[Request]: Reproduce verbatim the part of the material that opens with the line containing "341, 46, 362]" and closes with the line containing "237, 393, 258]", both included.

[BEGIN Records provided]

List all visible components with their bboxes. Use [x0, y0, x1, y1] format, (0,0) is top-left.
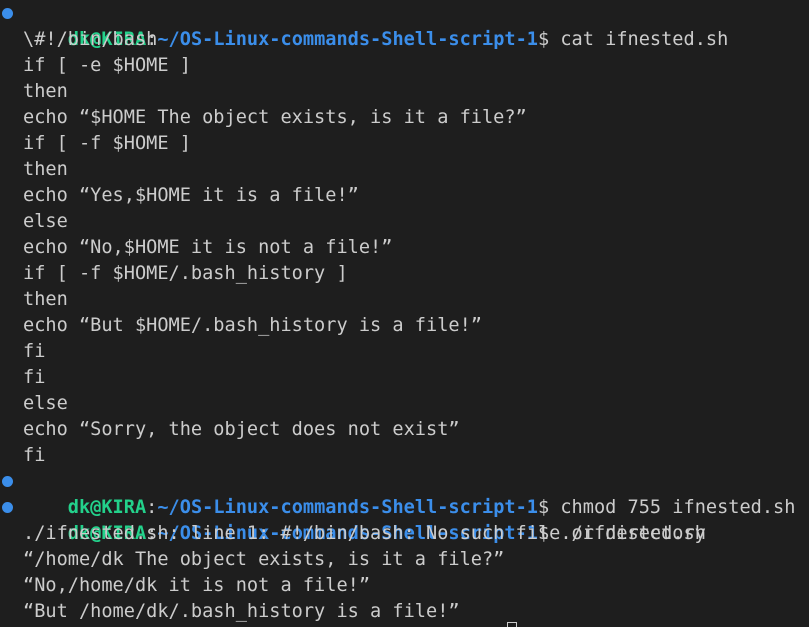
output-line: fi	[23, 341, 46, 362]
command-status-dot-icon[interactable]	[2, 502, 13, 513]
command-status-dot-icon[interactable]	[2, 476, 13, 487]
output-line: then	[23, 289, 68, 310]
output-line: then	[23, 159, 68, 180]
output-line: echo “But $HOME/.bash_history is a file!…	[23, 315, 482, 336]
output-line: echo “Yes,$HOME it is a file!”	[23, 185, 359, 206]
output-line: echo “$HOME The object exists, is it a f…	[23, 107, 527, 128]
output-line: “No,/home/dk it is not a file!”	[23, 575, 371, 596]
output-line: else	[23, 393, 68, 414]
output-line: if [ -f $HOME ]	[23, 133, 191, 154]
output-line: \#!/bin/bash	[23, 29, 158, 50]
prompt-line: dk@KIRA:~/OS-Linux-commands-Shell-script…	[0, 1, 809, 50]
terminal-output: dk@KIRA:~/OS-Linux-commands-Shell-script…	[0, 1, 809, 625]
output-line: echo “Sorry, the object does not exist”	[23, 419, 460, 440]
output-line: fi	[23, 367, 46, 388]
output-line: ./ifnested.sh: line 1: #!/bin/bash: No s…	[23, 523, 706, 544]
output-line: else	[23, 211, 68, 232]
output-line: fi	[23, 445, 46, 466]
output-line: echo “No,$HOME it is not a file!”	[23, 237, 393, 258]
output-line: “But /home/dk/.bash_history is a file!”	[23, 601, 460, 622]
output-line: “/home/dk The object exists, is it a fil…	[23, 549, 505, 570]
output-line: then	[23, 81, 68, 102]
output-line: if [ -e $HOME ]	[23, 55, 191, 76]
output-line: if [ -f $HOME/.bash_history ]	[23, 263, 348, 284]
command-status-dot-icon[interactable]	[2, 8, 13, 19]
prompt-line: dk@KIRA:~/OS-Linux-commands-Shell-script…	[0, 495, 809, 544]
terminal-cursor	[507, 622, 517, 627]
prompt-line: dk@KIRA:~/OS-Linux-commands-Shell-script…	[0, 469, 809, 518]
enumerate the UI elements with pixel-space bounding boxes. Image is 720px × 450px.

[END Records provided]

[Solution for this exercise]:
output-line: fi	[23, 341, 46, 362]
command-status-dot-icon[interactable]	[2, 502, 13, 513]
command-status-dot-icon[interactable]	[2, 476, 13, 487]
output-line: then	[23, 289, 68, 310]
output-line: then	[23, 159, 68, 180]
output-line: echo “But $HOME/.bash_history is a file!…	[23, 315, 482, 336]
output-line: echo “Yes,$HOME it is a file!”	[23, 185, 359, 206]
output-line: echo “$HOME The object exists, is it a f…	[23, 107, 527, 128]
output-line: “No,/home/dk it is not a file!”	[23, 575, 371, 596]
output-line: else	[23, 393, 68, 414]
output-line: if [ -f $HOME ]	[23, 133, 191, 154]
output-line: \#!/bin/bash	[23, 29, 158, 50]
prompt-line: dk@KIRA:~/OS-Linux-commands-Shell-script…	[0, 1, 809, 50]
terminal-output: dk@KIRA:~/OS-Linux-commands-Shell-script…	[0, 1, 809, 625]
output-line: echo “Sorry, the object does not exist”	[23, 419, 460, 440]
output-line: fi	[23, 367, 46, 388]
output-line: ./ifnested.sh: line 1: #!/bin/bash: No s…	[23, 523, 706, 544]
output-line: else	[23, 211, 68, 232]
output-line: fi	[23, 445, 46, 466]
output-line: echo “No,$HOME it is not a file!”	[23, 237, 393, 258]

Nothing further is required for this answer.